INPUT FOR THIS TASK |
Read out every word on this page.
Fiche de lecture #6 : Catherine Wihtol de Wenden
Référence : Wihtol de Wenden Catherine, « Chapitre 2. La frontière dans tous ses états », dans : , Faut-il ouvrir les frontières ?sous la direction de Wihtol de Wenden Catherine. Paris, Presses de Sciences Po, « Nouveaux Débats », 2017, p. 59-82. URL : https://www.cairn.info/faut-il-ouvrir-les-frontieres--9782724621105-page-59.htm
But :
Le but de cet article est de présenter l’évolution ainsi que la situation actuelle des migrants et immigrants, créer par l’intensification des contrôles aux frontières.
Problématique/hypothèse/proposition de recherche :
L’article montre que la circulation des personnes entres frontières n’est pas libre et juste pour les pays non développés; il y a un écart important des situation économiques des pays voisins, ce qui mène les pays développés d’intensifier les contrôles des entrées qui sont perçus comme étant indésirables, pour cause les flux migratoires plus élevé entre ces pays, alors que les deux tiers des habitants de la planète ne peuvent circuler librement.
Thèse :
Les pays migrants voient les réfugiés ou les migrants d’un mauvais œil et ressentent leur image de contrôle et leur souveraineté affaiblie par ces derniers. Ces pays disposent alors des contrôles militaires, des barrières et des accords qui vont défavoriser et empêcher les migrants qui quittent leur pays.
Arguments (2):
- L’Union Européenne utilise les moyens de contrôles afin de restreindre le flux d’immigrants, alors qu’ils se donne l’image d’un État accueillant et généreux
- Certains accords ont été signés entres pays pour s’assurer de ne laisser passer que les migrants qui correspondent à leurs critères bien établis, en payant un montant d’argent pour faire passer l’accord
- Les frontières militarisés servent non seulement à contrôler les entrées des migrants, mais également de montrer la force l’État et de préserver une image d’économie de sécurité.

REQUIRED WORK |
Print the records above in full, exactly.

ANSWER |
Read out every word on this page.
Fiche de lecture #6 : Catherine Wihtol de Wenden
Référence : Wihtol de Wenden Catherine, « Chapitre 2. La frontière dans tous ses états », dans : , Faut-il ouvrir les frontières ?sous la direction de Wihtol de Wenden Catherine. Paris, Presses de Sciences Po, « Nouveaux Débats », 2017, p. 59-82. URL : https://www.cairn.info/faut-il-ouvrir-les-frontieres--9782724621105-page-59.htm
But :
Le but de cet article est de présenter l’évolution ainsi que la situation actuelle des migrants et immigrants, créer par l’intensification des contrôles aux frontières.
Problématique/hypothèse/proposition de recherche :
L’article montre que la circulation des personnes entres frontières n’est pas libre et juste pour les pays non développés; il y a un écart important des situation économiques des pays voisins, ce qui mène les pays développés d’intensifier les contrôles des entrées qui sont perçus comme étant indésirables, pour cause les flux migratoires plus élevé entre ces pays, alors que les deux tiers des habitants de la planète ne peuvent circuler librement.
Thèse :
Les pays migrants voient les réfugiés ou les migrants d’un mauvais œil et ressentent leur image de contrôle et leur souveraineté affaiblie par ces derniers. Ces pays disposent alors des contrôles militaires, des barrières et des accords qui vont défavoriser et empêcher les migrants qui quittent leur pays.
Arguments (2):
- L’Union Européenne utilise les moyens de contrôles afin de restreindre le flux d’immigrants, alors qu’ils se donne l’image d’un État accueillant et généreux
- Certains accords ont été signés entres pays pour s’assurer de ne laisser passer que les migrants qui correspondent à leurs critères bien établis, en payant un montant d’argent pour faire passer l’accord
- Les frontières militarisés servent non seulement à contrôler les entrées des migrants, mais également de montrer la force l’État et de préserver une image d’économie de sécurité.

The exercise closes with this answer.